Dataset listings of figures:
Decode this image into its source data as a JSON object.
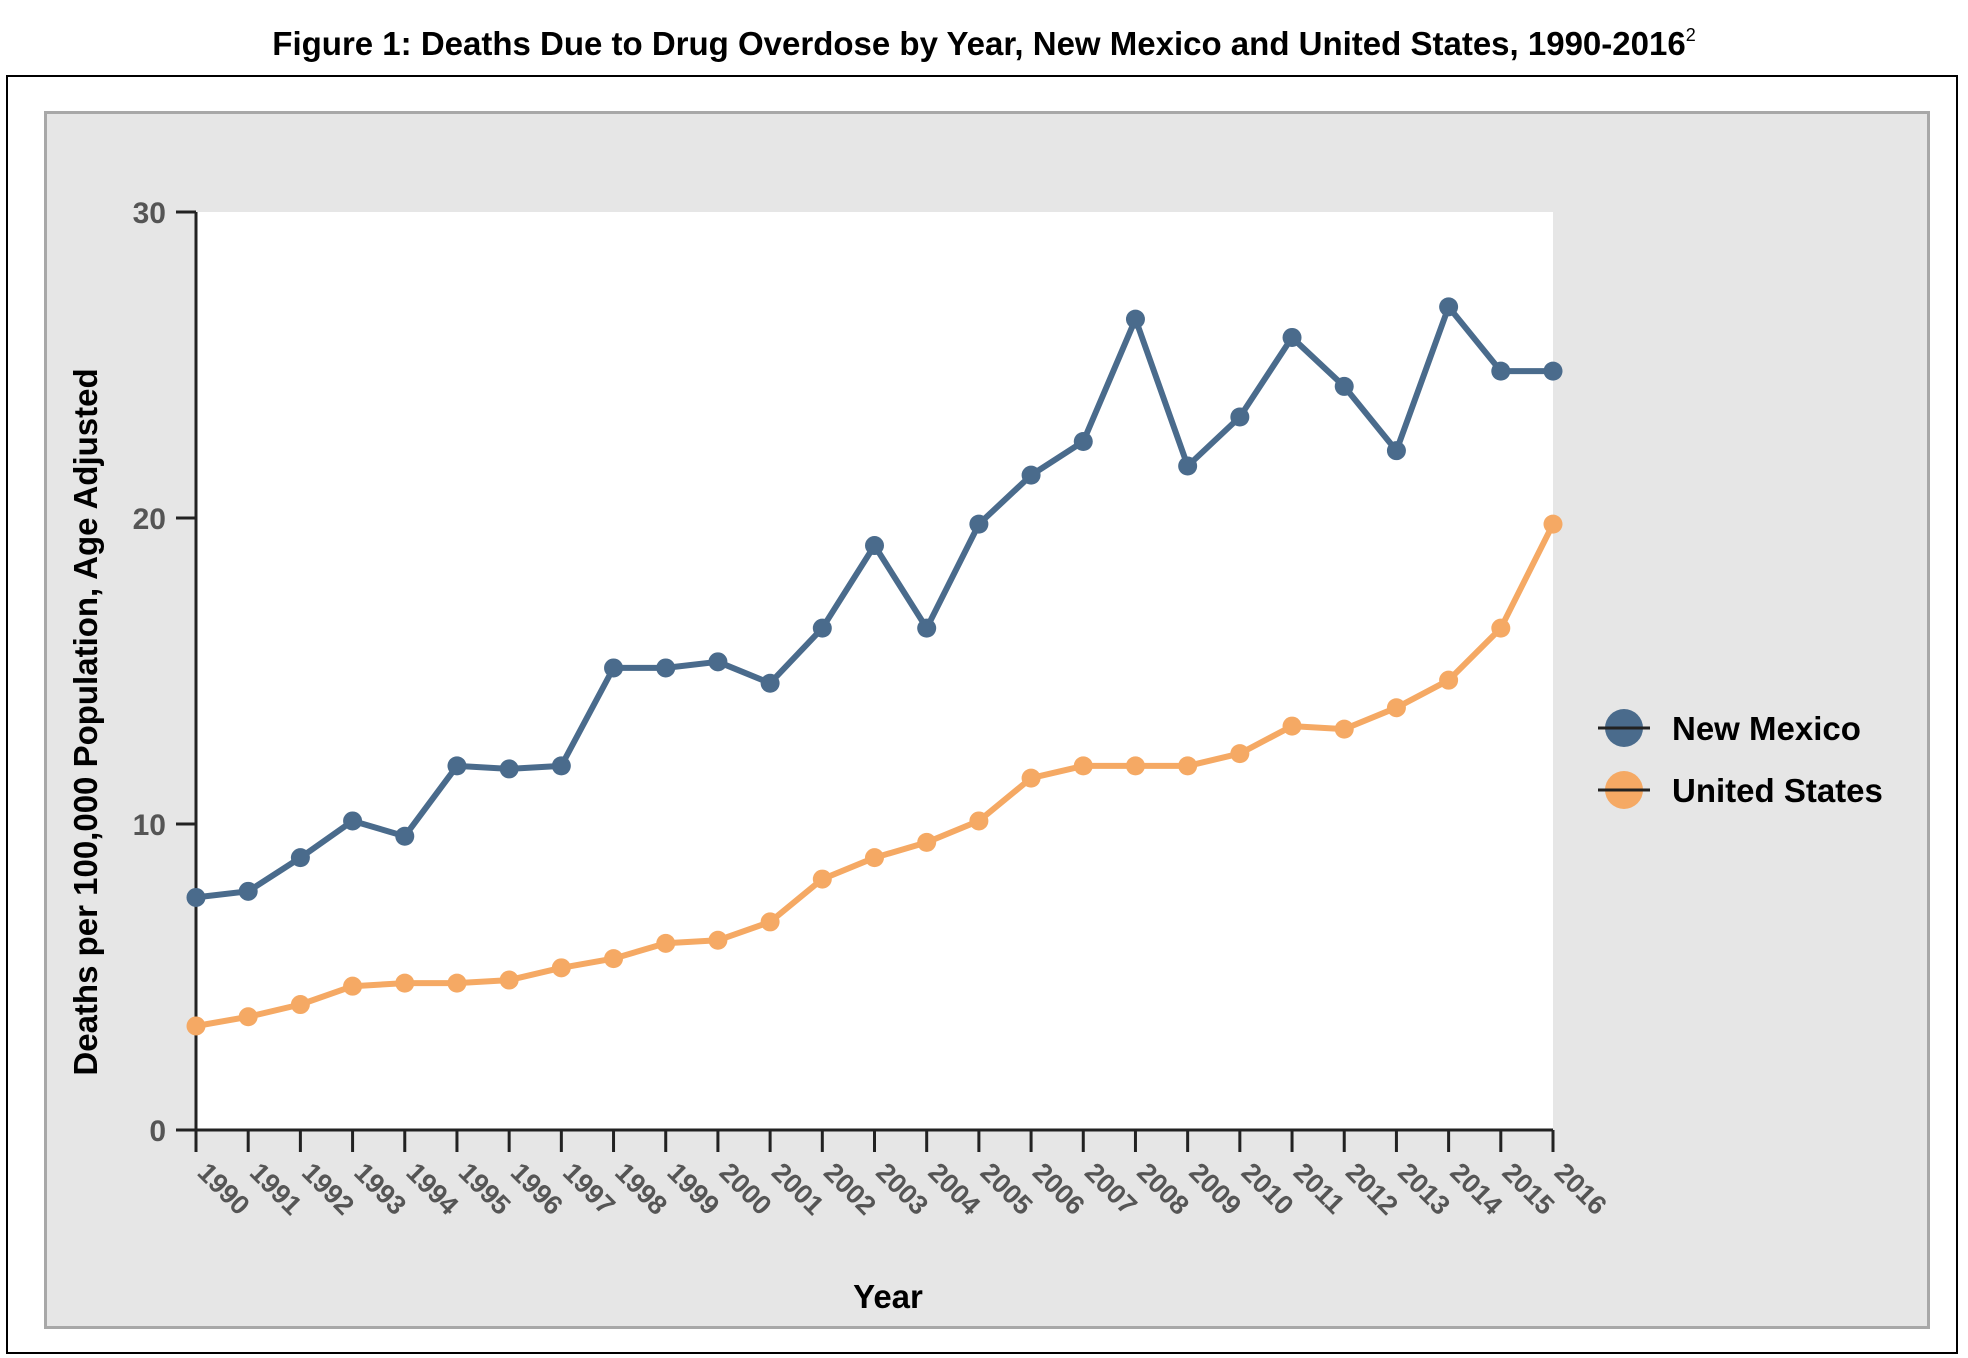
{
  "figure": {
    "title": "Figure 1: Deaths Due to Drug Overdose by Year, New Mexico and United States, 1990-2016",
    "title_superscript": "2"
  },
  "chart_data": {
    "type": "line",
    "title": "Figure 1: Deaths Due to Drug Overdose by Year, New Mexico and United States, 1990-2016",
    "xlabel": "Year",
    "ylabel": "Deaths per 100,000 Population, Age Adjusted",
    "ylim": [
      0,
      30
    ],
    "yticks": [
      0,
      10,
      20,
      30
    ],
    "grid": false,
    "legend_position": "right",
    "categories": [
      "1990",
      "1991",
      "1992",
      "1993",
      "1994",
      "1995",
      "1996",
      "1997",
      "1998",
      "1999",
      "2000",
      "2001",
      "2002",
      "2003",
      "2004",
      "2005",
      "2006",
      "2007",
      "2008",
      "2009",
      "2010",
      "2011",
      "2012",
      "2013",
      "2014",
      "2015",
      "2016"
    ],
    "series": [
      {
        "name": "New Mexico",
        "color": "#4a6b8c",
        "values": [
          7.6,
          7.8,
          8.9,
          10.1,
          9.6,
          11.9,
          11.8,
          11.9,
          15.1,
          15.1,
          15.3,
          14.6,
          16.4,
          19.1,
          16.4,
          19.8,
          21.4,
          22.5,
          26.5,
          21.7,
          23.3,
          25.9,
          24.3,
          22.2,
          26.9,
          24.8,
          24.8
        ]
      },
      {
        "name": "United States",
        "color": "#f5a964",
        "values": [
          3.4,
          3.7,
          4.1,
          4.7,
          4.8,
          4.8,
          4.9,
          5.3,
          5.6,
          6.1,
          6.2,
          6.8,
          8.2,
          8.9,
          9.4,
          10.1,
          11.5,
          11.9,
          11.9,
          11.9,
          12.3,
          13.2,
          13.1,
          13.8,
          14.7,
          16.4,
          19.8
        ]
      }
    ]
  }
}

> [What you are asked to do]
Write out the entries above verbatim; the pictures do not belong in your copy.

> [Task response]
Decode this image into its source data as a JSON object.
{
  "figure": {
    "title": "Figure 1: Deaths Due to Drug Overdose by Year, New Mexico and United States, 1990-2016",
    "title_superscript": "2"
  },
  "chart_data": {
    "type": "line",
    "title": "Figure 1: Deaths Due to Drug Overdose by Year, New Mexico and United States, 1990-2016",
    "xlabel": "Year",
    "ylabel": "Deaths per 100,000 Population, Age Adjusted",
    "ylim": [
      0,
      30
    ],
    "yticks": [
      0,
      10,
      20,
      30
    ],
    "grid": false,
    "legend_position": "right",
    "categories": [
      "1990",
      "1991",
      "1992",
      "1993",
      "1994",
      "1995",
      "1996",
      "1997",
      "1998",
      "1999",
      "2000",
      "2001",
      "2002",
      "2003",
      "2004",
      "2005",
      "2006",
      "2007",
      "2008",
      "2009",
      "2010",
      "2011",
      "2012",
      "2013",
      "2014",
      "2015",
      "2016"
    ],
    "series": [
      {
        "name": "New Mexico",
        "color": "#4a6b8c",
        "values": [
          7.6,
          7.8,
          8.9,
          10.1,
          9.6,
          11.9,
          11.8,
          11.9,
          15.1,
          15.1,
          15.3,
          14.6,
          16.4,
          19.1,
          16.4,
          19.8,
          21.4,
          22.5,
          26.5,
          21.7,
          23.3,
          25.9,
          24.3,
          22.2,
          26.9,
          24.8,
          24.8
        ]
      },
      {
        "name": "United States",
        "color": "#f5a964",
        "values": [
          3.4,
          3.7,
          4.1,
          4.7,
          4.8,
          4.8,
          4.9,
          5.3,
          5.6,
          6.1,
          6.2,
          6.8,
          8.2,
          8.9,
          9.4,
          10.1,
          11.5,
          11.9,
          11.9,
          11.9,
          12.3,
          13.2,
          13.1,
          13.8,
          14.7,
          16.4,
          19.8
        ]
      }
    ]
  }
}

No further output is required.